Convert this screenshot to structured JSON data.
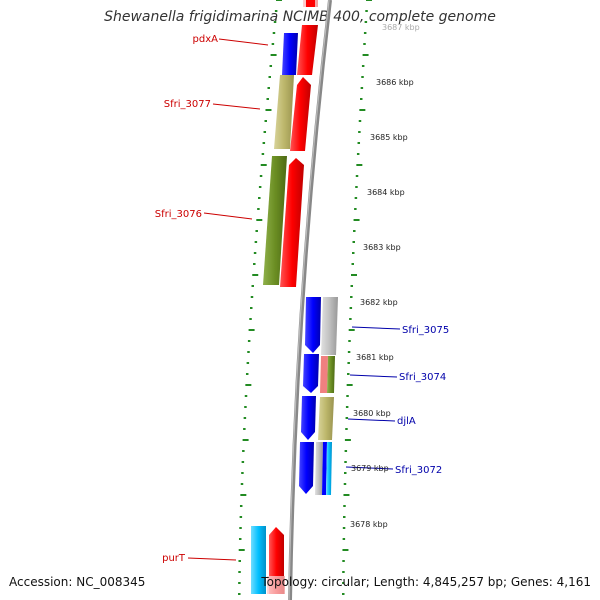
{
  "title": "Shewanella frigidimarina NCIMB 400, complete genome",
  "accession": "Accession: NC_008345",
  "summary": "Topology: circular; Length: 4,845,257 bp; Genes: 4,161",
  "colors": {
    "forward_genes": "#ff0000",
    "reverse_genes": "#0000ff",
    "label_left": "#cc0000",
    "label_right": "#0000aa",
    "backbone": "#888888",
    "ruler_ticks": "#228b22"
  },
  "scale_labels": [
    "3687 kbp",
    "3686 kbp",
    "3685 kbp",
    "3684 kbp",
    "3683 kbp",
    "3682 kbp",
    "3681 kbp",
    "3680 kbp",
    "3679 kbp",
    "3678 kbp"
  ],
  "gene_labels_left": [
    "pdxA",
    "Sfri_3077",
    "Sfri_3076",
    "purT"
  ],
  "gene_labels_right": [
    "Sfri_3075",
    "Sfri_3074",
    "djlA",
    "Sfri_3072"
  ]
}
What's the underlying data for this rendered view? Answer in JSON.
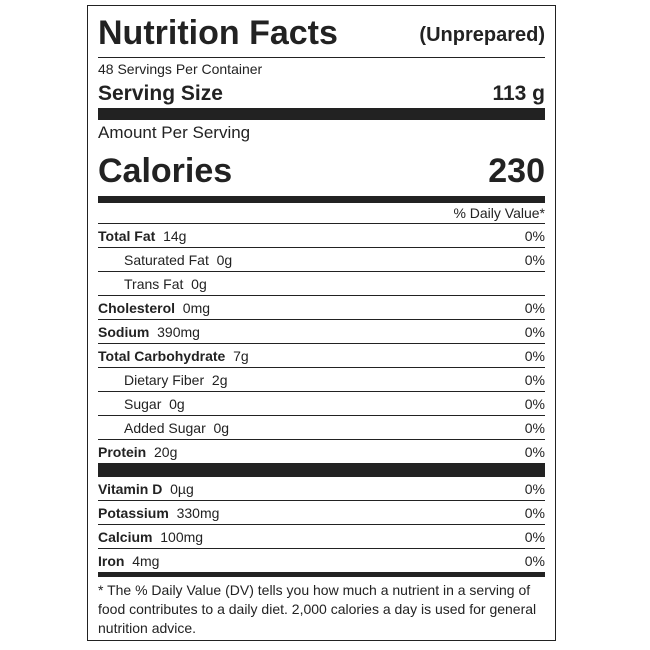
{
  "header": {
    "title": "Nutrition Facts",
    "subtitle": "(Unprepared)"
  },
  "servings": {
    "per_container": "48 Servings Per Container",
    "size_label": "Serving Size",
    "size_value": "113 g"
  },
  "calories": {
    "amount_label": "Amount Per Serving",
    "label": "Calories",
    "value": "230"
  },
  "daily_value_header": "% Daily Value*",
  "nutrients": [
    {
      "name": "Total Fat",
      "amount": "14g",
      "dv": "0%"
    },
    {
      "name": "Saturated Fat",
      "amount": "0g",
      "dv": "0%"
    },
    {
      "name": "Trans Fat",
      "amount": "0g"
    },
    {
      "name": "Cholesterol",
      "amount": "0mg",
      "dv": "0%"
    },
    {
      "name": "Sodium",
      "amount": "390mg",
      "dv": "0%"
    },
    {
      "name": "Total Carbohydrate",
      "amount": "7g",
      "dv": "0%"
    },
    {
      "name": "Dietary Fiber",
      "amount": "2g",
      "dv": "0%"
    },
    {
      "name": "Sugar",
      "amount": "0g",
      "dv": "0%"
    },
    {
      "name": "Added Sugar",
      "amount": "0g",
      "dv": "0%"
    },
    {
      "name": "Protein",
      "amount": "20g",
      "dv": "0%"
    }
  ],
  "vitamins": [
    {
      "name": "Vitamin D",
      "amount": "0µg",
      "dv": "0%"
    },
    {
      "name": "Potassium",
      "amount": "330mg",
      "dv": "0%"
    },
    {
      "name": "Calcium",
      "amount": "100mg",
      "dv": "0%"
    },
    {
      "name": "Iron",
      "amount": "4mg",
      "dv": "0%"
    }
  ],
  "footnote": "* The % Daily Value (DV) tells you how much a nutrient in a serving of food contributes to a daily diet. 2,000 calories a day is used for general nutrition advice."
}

...

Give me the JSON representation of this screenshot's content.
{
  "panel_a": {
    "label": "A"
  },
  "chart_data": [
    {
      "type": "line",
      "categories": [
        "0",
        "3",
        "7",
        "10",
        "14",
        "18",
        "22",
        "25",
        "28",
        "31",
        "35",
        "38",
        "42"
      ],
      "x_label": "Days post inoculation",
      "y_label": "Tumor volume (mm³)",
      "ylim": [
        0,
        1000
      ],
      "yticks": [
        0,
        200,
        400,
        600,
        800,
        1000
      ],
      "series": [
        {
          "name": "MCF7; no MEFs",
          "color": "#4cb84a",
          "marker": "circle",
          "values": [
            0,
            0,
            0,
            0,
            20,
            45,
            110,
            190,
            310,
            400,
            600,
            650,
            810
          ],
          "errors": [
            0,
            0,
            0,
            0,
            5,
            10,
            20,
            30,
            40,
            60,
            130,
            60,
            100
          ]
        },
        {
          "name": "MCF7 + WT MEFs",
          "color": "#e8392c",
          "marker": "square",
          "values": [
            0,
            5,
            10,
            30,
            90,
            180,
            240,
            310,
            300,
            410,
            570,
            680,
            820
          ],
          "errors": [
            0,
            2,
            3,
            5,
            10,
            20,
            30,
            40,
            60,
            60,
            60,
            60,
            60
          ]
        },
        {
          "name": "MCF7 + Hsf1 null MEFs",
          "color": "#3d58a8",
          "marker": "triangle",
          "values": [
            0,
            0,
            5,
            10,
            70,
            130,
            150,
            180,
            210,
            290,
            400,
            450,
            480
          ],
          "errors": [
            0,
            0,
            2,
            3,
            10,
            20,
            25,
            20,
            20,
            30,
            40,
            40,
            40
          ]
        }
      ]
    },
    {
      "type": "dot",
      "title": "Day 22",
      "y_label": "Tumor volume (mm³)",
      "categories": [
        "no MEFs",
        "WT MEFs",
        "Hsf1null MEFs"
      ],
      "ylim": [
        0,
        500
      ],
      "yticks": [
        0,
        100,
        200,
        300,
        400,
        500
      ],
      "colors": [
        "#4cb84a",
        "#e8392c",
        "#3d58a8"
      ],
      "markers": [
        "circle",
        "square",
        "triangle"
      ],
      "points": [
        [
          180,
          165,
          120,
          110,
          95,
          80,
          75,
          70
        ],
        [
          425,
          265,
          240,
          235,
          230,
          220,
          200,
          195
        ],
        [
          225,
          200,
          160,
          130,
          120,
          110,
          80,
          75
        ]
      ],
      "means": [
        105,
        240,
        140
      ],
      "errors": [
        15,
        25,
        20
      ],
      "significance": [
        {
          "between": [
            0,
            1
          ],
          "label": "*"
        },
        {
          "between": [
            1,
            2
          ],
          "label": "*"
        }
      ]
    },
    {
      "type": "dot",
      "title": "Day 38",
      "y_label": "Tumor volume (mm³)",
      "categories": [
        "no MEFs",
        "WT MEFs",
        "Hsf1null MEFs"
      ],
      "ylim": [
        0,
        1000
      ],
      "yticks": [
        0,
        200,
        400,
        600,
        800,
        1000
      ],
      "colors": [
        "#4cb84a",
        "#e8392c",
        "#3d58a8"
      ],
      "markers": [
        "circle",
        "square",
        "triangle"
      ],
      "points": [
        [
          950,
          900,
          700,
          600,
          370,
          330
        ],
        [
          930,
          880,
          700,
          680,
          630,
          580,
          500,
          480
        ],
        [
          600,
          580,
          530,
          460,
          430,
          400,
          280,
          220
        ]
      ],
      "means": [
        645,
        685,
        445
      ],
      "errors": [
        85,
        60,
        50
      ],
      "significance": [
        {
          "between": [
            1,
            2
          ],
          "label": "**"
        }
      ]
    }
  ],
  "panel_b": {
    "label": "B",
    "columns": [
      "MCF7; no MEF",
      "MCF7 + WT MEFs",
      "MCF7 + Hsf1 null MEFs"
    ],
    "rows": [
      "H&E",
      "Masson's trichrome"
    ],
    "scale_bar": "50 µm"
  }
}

**WHAT YOU SHOULD DO**
Please find, in the entries above, every line where "screenshot" occurs, and copy it.

**RESPONSE TO THIS TASK**
Convert this screenshot to structured JSON data.
Give me the JSON representation of this screenshot's content.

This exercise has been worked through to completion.